## Begin Given data
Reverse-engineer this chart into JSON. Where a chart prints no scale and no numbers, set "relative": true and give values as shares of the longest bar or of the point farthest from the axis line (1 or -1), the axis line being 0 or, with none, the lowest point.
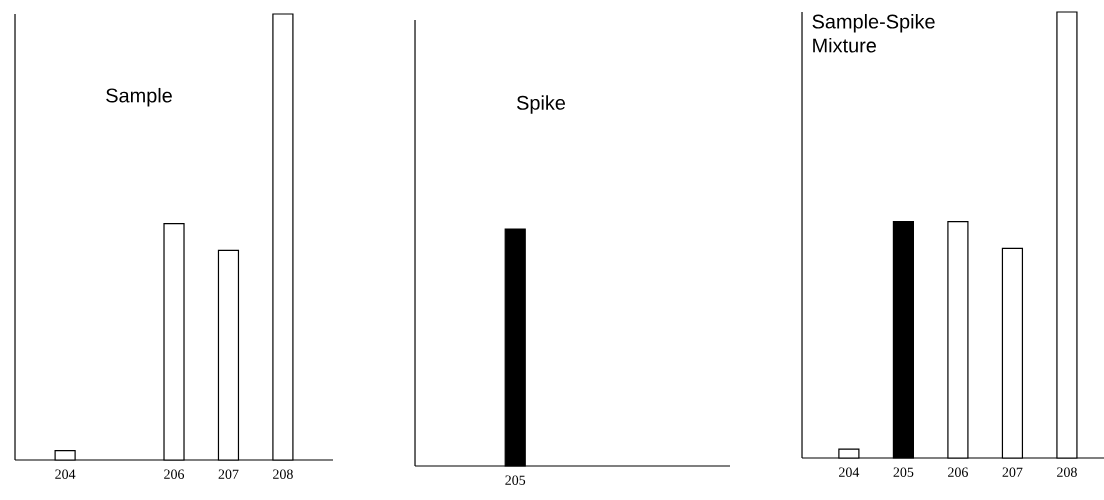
{
  "chart_data": [
    {
      "type": "bar",
      "title": "Sample",
      "relative": true,
      "categories": [
        "204",
        null,
        "206",
        "207",
        "208"
      ],
      "values": [
        0.021,
        null,
        0.53,
        0.47,
        1
      ],
      "colors": [
        "#ffffff",
        "#ffffff",
        "#ffffff",
        "#ffffff",
        "#ffffff"
      ]
    },
    {
      "type": "bar",
      "title": "Spike",
      "relative": true,
      "categories": [
        "205"
      ],
      "values": [
        1
      ],
      "colors": [
        "#000000"
      ]
    },
    {
      "type": "bar",
      "title": "Sample-Spike Mixture",
      "relative": true,
      "categories": [
        "204",
        "205",
        "206",
        "207",
        "208"
      ],
      "values": [
        0.02,
        0.53,
        0.53,
        0.47,
        1
      ],
      "colors": [
        "#ffffff",
        "#000000",
        "#ffffff",
        "#ffffff",
        "#ffffff"
      ]
    }
  ]
}
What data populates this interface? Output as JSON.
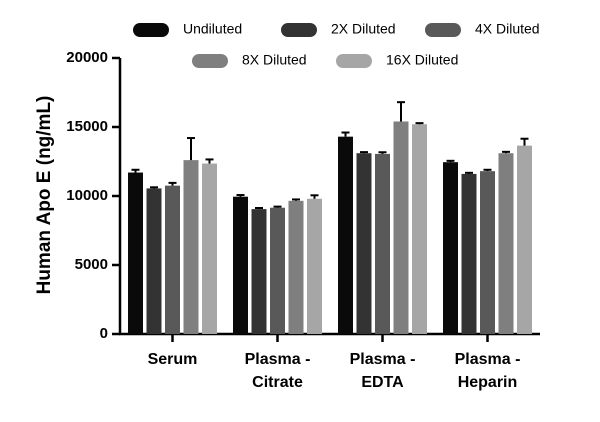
{
  "chart_data": {
    "type": "bar",
    "title": "",
    "xlabel": "",
    "ylabel": "Human Apo E (ng/mL)",
    "ylim": [
      0,
      20000
    ],
    "yticks": [
      "0",
      "5000",
      "10000",
      "15000",
      "20000"
    ],
    "ytick_values": [
      0,
      5000,
      10000,
      15000,
      20000
    ],
    "grid": false,
    "legend_position": "top",
    "categories": [
      [
        "Serum"
      ],
      [
        "Plasma -",
        "Citrate"
      ],
      [
        "Plasma -",
        "EDTA"
      ],
      [
        "Plasma -",
        "Heparin"
      ]
    ],
    "series": [
      {
        "name": "Undiluted",
        "color": "#0a0a0a",
        "values": [
          11700,
          9950,
          14300,
          12450
        ],
        "errors": [
          200,
          120,
          300,
          100
        ]
      },
      {
        "name": "2X Diluted",
        "color": "#333333",
        "values": [
          10550,
          9050,
          13100,
          11600
        ],
        "errors": [
          80,
          80,
          80,
          80
        ]
      },
      {
        "name": "4X Diluted",
        "color": "#595959",
        "values": [
          10750,
          9150,
          13050,
          11800
        ],
        "errors": [
          200,
          80,
          120,
          100
        ]
      },
      {
        "name": "8X Diluted",
        "color": "#7f7f7f",
        "values": [
          12600,
          9650,
          15400,
          13100
        ],
        "errors": [
          1600,
          100,
          1400,
          100
        ]
      },
      {
        "name": "16X Diluted",
        "color": "#a6a6a6",
        "values": [
          12350,
          9800,
          15200,
          13650
        ],
        "errors": [
          300,
          250,
          80,
          500
        ]
      }
    ]
  }
}
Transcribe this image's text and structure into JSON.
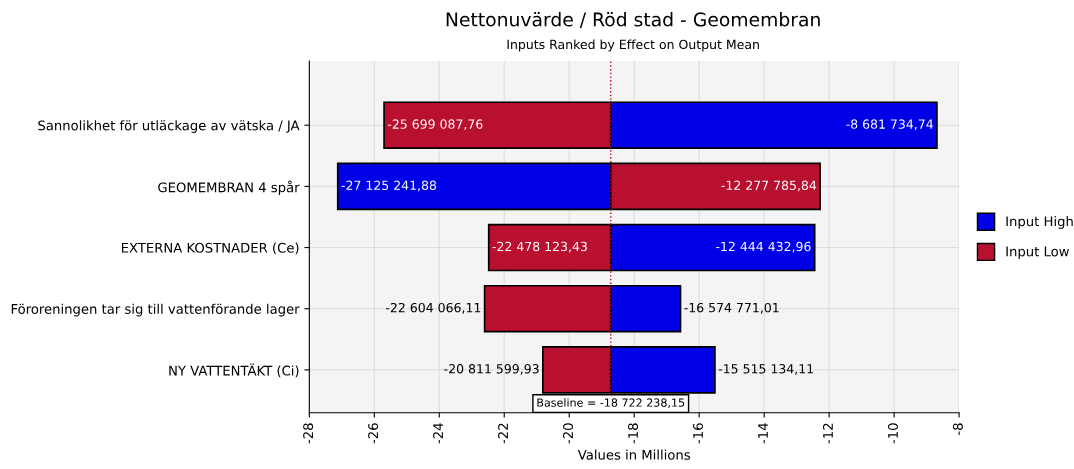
## End Given data
*What to produce:* Write out each line again precisely as it appears, skipping every picture.

*Problem solution:*
Reverse-engineer this chart into JSON. Where a chart prints no scale and no numbers, set "relative": true and give values as shares of the longest bar or of the point farthest from the axis line (1 or -1), the axis line being 0 or, with none, the lowest point.
{
  "chart_data": [
    {
      "type": "bar",
      "title": "Sample",
      "relative": true,
      "categories": [
        "204",
        null,
        "206",
        "207",
        "208"
      ],
      "values": [
        0.021,
        null,
        0.53,
        0.47,
        1
      ],
      "colors": [
        "#ffffff",
        "#ffffff",
        "#ffffff",
        "#ffffff",
        "#ffffff"
      ]
    },
    {
      "type": "bar",
      "title": "Spike",
      "relative": true,
      "categories": [
        "205"
      ],
      "values": [
        1
      ],
      "colors": [
        "#000000"
      ]
    },
    {
      "type": "bar",
      "title": "Sample-Spike Mixture",
      "relative": true,
      "categories": [
        "204",
        "205",
        "206",
        "207",
        "208"
      ],
      "values": [
        0.02,
        0.53,
        0.53,
        0.47,
        1
      ],
      "colors": [
        "#ffffff",
        "#000000",
        "#ffffff",
        "#ffffff",
        "#ffffff"
      ]
    }
  ]
}
What data populates this interface? Output as JSON.
{
  "chart_data": {
    "type": "bar",
    "title": "",
    "xlabel": "",
    "ylabel": "Human Apo E (ng/mL)",
    "ylim": [
      0,
      20000
    ],
    "yticks": [
      "0",
      "5000",
      "10000",
      "15000",
      "20000"
    ],
    "ytick_values": [
      0,
      5000,
      10000,
      15000,
      20000
    ],
    "grid": false,
    "legend_position": "top",
    "categories": [
      [
        "Serum"
      ],
      [
        "Plasma -",
        "Citrate"
      ],
      [
        "Plasma -",
        "EDTA"
      ],
      [
        "Plasma -",
        "Heparin"
      ]
    ],
    "series": [
      {
        "name": "Undiluted",
        "color": "#0a0a0a",
        "values": [
          11700,
          9950,
          14300,
          12450
        ],
        "errors": [
          200,
          120,
          300,
          100
        ]
      },
      {
        "name": "2X Diluted",
        "color": "#333333",
        "values": [
          10550,
          9050,
          13100,
          11600
        ],
        "errors": [
          80,
          80,
          80,
          80
        ]
      },
      {
        "name": "4X Diluted",
        "color": "#595959",
        "values": [
          10750,
          9150,
          13050,
          11800
        ],
        "errors": [
          200,
          80,
          120,
          100
        ]
      },
      {
        "name": "8X Diluted",
        "color": "#7f7f7f",
        "values": [
          12600,
          9650,
          15400,
          13100
        ],
        "errors": [
          1600,
          100,
          1400,
          100
        ]
      },
      {
        "name": "16X Diluted",
        "color": "#a6a6a6",
        "values": [
          12350,
          9800,
          15200,
          13650
        ],
        "errors": [
          300,
          250,
          80,
          500
        ]
      }
    ]
  }
}
Transcribe this image's text and structure into JSON.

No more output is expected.